WORK TO COMPLETE: Please list all lines of the material below in which the string "Current" occurs.

# Start of MATERIAL SUPPLIED

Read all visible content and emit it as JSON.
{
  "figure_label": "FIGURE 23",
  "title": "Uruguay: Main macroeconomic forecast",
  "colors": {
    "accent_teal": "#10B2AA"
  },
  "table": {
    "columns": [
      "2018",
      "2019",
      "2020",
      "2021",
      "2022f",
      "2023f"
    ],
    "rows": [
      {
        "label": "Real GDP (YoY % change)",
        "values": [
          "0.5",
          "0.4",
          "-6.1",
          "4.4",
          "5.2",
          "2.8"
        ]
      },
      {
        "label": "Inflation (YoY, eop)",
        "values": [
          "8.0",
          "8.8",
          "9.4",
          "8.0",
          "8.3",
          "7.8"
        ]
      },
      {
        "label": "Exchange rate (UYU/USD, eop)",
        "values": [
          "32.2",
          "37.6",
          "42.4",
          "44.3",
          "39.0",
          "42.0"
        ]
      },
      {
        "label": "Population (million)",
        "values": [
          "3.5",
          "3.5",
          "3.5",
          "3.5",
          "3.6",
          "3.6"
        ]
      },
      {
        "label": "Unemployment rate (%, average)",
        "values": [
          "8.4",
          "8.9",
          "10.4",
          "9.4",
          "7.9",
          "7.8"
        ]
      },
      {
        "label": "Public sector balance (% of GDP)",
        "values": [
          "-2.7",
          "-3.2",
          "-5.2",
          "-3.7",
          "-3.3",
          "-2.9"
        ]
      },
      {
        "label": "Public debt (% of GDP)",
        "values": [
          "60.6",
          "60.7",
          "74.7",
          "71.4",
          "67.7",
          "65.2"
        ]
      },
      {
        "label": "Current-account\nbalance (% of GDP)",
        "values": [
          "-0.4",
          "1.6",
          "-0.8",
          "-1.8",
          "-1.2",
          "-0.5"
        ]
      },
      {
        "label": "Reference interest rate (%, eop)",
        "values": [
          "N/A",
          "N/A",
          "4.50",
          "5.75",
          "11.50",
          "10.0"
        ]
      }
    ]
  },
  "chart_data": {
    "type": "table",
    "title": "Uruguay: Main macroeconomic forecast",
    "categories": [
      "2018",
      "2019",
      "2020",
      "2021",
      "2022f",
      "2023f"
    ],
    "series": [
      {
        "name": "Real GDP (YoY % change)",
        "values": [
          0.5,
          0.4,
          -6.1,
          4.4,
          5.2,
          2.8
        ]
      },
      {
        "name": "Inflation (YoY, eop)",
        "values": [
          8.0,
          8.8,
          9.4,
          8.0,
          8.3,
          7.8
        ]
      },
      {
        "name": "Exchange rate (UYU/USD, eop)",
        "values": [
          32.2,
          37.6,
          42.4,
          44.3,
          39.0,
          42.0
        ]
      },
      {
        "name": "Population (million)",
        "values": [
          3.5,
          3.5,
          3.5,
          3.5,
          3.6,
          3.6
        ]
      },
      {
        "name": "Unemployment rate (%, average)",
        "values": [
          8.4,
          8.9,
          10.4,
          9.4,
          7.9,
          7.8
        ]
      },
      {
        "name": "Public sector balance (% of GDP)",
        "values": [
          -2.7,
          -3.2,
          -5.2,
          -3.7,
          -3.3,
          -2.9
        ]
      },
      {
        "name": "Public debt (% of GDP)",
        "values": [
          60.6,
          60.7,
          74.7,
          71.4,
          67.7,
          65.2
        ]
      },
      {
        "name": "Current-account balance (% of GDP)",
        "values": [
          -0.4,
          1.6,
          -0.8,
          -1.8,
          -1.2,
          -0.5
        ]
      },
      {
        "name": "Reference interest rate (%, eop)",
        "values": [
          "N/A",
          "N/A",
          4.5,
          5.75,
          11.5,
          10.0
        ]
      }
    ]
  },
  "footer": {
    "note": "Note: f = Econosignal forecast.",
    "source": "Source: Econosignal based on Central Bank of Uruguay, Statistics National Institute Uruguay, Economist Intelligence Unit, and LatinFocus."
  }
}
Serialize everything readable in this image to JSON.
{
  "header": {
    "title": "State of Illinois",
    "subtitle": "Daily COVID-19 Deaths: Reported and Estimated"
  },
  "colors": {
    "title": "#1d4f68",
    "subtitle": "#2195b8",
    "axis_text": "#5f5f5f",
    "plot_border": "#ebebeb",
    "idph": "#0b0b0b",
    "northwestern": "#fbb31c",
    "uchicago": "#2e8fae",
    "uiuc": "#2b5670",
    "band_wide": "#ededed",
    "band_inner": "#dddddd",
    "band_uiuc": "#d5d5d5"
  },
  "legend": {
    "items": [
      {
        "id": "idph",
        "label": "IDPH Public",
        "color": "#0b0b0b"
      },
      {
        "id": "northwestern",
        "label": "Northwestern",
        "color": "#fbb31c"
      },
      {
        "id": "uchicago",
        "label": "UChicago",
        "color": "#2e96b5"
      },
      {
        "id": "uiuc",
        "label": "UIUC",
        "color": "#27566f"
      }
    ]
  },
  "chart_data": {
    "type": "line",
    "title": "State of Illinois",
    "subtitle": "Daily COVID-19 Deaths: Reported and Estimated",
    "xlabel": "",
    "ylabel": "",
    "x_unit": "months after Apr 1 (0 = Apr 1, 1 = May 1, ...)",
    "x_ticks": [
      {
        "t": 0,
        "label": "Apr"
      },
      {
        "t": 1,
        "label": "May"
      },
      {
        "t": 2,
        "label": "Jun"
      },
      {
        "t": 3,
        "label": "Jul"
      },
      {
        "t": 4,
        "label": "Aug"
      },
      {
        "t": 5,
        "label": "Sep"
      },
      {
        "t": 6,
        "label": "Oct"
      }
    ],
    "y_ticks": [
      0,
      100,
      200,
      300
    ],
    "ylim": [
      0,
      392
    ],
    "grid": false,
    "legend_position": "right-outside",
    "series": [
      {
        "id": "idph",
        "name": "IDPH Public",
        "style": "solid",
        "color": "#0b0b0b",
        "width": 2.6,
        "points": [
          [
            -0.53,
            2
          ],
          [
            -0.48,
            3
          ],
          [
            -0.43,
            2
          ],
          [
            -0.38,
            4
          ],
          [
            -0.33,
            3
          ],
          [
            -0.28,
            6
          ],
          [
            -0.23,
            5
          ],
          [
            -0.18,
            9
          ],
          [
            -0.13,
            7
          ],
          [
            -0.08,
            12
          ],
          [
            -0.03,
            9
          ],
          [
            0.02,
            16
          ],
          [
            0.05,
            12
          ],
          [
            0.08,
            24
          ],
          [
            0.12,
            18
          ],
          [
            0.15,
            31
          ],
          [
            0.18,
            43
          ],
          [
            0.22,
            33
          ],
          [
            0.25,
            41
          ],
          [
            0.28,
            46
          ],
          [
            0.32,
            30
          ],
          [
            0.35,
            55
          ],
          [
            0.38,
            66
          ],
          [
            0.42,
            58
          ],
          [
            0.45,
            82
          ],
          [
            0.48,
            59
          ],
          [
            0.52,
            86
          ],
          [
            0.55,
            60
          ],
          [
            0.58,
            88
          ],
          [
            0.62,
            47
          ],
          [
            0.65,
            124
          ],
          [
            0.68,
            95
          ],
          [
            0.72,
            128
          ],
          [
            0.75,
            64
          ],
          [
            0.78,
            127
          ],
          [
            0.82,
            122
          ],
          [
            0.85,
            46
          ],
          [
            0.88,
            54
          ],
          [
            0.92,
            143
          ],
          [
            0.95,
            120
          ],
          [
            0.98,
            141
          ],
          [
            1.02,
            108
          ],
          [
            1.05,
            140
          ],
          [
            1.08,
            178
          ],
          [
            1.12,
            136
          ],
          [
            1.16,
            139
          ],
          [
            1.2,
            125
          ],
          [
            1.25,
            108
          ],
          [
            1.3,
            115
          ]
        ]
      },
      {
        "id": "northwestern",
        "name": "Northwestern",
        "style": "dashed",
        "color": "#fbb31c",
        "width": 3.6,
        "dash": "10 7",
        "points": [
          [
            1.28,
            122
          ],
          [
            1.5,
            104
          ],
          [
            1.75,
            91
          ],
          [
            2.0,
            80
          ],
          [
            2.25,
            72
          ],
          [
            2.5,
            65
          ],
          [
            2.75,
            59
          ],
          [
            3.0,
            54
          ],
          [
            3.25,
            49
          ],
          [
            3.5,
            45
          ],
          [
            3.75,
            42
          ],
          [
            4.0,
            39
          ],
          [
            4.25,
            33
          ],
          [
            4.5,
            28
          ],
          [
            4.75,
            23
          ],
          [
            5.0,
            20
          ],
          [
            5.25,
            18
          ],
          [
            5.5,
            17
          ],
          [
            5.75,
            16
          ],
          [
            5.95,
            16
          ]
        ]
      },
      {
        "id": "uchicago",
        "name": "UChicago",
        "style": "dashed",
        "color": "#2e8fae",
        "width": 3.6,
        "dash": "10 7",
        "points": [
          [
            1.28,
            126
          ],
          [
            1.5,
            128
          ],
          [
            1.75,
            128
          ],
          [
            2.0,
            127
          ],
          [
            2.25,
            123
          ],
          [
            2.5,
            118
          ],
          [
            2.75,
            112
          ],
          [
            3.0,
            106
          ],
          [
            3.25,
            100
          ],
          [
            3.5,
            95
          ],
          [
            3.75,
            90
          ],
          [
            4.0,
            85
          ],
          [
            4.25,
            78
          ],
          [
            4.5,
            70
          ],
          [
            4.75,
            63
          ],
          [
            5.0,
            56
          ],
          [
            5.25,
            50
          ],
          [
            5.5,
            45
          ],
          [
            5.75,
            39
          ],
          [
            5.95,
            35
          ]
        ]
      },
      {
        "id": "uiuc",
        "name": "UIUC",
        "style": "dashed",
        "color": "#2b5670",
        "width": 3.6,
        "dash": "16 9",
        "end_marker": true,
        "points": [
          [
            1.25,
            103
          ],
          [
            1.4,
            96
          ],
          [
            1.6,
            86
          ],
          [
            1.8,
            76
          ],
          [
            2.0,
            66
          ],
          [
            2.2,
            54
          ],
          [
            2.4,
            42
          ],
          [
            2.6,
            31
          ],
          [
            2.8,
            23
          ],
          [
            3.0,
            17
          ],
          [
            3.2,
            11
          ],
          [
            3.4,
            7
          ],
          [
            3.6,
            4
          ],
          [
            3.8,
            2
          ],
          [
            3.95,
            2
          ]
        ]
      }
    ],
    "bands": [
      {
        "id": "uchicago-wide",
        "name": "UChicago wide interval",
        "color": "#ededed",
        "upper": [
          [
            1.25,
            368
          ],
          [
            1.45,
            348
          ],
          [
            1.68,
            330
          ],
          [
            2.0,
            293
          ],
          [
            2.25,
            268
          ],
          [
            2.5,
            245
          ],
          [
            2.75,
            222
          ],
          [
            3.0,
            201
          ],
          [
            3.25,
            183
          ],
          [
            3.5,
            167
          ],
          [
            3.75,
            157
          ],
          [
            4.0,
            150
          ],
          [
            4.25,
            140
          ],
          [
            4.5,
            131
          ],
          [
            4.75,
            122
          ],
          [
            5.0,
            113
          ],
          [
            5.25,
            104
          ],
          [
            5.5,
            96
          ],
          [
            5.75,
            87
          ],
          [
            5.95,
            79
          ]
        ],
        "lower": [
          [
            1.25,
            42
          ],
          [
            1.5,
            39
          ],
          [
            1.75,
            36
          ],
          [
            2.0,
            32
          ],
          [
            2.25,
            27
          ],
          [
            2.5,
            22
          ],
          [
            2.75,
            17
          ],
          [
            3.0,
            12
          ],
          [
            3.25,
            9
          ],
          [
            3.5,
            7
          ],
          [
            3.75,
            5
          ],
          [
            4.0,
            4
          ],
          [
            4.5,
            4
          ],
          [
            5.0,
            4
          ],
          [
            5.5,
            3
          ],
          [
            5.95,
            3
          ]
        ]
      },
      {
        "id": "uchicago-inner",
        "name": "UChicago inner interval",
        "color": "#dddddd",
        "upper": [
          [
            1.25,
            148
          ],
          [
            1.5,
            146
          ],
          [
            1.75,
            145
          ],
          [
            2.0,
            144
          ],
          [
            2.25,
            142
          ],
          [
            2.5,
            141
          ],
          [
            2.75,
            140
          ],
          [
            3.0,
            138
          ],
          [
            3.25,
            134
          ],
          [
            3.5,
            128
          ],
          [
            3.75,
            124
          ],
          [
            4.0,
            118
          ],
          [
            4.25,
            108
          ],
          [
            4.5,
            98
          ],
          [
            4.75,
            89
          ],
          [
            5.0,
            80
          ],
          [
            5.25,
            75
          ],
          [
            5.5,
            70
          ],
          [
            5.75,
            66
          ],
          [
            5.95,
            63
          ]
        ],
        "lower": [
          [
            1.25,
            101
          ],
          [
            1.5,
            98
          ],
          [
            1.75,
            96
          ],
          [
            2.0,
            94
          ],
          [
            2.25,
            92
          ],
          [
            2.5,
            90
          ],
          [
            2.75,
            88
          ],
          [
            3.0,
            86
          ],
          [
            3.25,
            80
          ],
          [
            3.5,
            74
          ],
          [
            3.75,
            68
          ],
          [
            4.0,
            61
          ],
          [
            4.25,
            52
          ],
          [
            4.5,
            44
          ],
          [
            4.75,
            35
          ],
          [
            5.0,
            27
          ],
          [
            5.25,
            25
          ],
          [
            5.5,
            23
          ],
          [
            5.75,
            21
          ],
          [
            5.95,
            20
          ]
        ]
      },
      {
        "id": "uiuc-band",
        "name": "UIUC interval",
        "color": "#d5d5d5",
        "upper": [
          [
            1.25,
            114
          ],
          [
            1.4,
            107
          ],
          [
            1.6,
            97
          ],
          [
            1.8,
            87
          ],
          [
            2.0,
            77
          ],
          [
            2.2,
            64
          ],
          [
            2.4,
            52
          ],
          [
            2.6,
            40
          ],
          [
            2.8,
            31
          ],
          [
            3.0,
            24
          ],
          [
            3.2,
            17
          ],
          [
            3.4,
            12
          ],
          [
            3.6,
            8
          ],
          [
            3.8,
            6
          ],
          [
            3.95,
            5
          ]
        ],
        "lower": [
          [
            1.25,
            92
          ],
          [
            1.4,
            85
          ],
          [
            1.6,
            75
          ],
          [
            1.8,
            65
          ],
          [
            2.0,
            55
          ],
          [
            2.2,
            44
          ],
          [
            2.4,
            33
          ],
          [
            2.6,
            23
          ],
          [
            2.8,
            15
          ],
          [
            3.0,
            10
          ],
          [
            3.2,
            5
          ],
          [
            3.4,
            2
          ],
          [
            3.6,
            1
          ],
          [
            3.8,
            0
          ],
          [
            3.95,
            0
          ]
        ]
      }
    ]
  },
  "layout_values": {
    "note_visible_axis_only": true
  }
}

# End of MATERIAL SUPPLIED

TASK SOLUTION:
        "label": "Current-account\nbalance (% of GDP)",
        "name": "Current-account balance (% of GDP)",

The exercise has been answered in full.